### Work to be completed
Give the number of lines containing the word "date" and nothing more.
==============================
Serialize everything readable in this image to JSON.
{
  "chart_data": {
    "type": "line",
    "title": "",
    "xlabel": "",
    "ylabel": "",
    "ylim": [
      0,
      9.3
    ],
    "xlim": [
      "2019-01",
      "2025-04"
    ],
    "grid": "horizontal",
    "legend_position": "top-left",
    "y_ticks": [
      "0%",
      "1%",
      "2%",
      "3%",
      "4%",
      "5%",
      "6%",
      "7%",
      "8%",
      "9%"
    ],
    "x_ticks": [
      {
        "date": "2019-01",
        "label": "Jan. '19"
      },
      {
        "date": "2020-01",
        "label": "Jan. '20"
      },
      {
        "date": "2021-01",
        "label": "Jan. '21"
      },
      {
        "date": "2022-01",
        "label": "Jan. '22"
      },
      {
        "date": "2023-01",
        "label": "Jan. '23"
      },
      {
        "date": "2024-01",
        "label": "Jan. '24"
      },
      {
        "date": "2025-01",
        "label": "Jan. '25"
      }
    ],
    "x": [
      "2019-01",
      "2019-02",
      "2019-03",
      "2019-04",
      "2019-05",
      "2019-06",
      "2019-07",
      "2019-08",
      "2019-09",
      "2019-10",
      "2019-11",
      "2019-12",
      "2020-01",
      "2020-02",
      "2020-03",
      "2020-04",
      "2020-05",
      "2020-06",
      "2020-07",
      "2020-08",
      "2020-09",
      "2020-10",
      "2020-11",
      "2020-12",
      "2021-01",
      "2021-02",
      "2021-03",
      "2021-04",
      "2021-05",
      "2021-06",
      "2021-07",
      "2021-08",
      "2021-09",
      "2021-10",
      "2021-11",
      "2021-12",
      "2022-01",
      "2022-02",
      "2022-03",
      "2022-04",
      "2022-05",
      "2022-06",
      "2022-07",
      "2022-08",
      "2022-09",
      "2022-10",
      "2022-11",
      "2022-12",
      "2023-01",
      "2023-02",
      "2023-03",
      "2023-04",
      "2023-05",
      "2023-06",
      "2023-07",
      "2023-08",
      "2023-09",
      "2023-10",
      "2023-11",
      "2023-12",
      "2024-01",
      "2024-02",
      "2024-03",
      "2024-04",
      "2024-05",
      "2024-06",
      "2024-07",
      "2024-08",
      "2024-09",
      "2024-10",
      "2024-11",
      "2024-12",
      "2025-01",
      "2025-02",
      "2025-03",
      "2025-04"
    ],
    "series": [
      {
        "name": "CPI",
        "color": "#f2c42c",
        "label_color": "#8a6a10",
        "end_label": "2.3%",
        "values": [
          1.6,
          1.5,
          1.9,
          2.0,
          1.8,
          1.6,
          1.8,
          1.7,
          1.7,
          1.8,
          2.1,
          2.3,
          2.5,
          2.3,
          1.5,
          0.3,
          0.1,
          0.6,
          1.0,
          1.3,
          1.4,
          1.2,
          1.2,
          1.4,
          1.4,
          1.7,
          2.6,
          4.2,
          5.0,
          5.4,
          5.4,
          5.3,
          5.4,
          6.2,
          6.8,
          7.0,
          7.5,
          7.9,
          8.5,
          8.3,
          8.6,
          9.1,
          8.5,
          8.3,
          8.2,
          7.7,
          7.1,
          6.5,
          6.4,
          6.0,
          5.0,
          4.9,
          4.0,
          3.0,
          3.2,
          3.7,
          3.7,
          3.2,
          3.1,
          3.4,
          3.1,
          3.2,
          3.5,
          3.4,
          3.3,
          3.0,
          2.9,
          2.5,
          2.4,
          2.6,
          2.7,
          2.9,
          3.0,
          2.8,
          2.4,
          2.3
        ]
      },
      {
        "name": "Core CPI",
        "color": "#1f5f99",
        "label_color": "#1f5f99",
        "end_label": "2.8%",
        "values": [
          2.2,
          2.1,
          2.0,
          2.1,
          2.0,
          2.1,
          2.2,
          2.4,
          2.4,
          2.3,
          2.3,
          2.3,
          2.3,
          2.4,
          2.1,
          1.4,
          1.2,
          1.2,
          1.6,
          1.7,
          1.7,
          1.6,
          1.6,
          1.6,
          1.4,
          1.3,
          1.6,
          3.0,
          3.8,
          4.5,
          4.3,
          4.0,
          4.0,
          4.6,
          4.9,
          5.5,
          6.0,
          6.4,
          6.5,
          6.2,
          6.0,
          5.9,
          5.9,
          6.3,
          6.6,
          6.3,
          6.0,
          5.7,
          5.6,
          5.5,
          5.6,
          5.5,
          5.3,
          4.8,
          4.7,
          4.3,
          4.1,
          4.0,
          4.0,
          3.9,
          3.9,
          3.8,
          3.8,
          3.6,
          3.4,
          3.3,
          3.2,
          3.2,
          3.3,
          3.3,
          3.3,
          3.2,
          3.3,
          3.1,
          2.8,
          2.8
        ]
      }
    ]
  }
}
==============================
### Task solution
7